--- START OF Exercise input ---
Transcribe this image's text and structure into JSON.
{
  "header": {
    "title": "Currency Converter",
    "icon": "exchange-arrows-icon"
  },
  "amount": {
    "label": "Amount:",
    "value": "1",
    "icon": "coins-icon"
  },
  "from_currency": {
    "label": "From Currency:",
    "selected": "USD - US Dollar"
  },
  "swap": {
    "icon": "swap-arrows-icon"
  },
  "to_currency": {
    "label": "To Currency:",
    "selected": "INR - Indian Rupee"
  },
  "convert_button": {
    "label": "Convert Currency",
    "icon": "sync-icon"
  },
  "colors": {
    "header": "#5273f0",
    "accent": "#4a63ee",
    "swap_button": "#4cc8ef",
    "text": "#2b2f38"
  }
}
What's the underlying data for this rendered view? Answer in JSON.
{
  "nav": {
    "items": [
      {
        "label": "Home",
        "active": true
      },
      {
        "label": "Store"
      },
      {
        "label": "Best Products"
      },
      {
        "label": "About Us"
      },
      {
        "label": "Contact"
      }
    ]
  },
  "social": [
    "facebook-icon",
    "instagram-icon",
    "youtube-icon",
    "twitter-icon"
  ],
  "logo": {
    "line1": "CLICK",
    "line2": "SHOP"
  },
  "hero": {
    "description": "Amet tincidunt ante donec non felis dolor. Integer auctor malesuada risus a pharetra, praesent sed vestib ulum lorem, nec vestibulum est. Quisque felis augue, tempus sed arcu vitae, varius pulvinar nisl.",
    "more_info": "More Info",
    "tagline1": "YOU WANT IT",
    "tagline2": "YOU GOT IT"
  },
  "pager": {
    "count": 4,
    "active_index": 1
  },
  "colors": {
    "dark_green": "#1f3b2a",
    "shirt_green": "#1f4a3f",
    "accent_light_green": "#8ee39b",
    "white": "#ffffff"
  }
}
--- END OF Exercise input ---
The whole listing above needs to be written out again exactly.

**Result of the task**
Transcribe this image's text and structure into JSON.
{
  "header": {
    "title": "Currency Converter",
    "icon": "exchange-arrows-icon"
  },
  "amount": {
    "label": "Amount:",
    "value": "1",
    "icon": "coins-icon"
  },
  "from_currency": {
    "label": "From Currency:",
    "selected": "USD - US Dollar"
  },
  "swap": {
    "icon": "swap-arrows-icon"
  },
  "to_currency": {
    "label": "To Currency:",
    "selected": "INR - Indian Rupee"
  },
  "convert_button": {
    "label": "Convert Currency",
    "icon": "sync-icon"
  },
  "colors": {
    "header": "#5273f0",
    "accent": "#4a63ee",
    "swap_button": "#4cc8ef",
    "text": "#2b2f38"
  }
}
What's the underlying data for this rendered view? Answer in JSON.
{
  "nav": {
    "items": [
      {
        "label": "Home",
        "active": true
      },
      {
        "label": "Store"
      },
      {
        "label": "Best Products"
      },
      {
        "label": "About Us"
      },
      {
        "label": "Contact"
      }
    ]
  },
  "social": [
    "facebook-icon",
    "instagram-icon",
    "youtube-icon",
    "twitter-icon"
  ],
  "logo": {
    "line1": "CLICK",
    "line2": "SHOP"
  },
  "hero": {
    "description": "Amet tincidunt ante donec non felis dolor. Integer auctor malesuada risus a pharetra, praesent sed vestib ulum lorem, nec vestibulum est. Quisque felis augue, tempus sed arcu vitae, varius pulvinar nisl.",
    "more_info": "More Info",
    "tagline1": "YOU WANT IT",
    "tagline2": "YOU GOT IT"
  },
  "pager": {
    "count": 4,
    "active_index": 1
  },
  "colors": {
    "dark_green": "#1f3b2a",
    "shirt_green": "#1f4a3f",
    "accent_light_green": "#8ee39b",
    "white": "#ffffff"
  }
}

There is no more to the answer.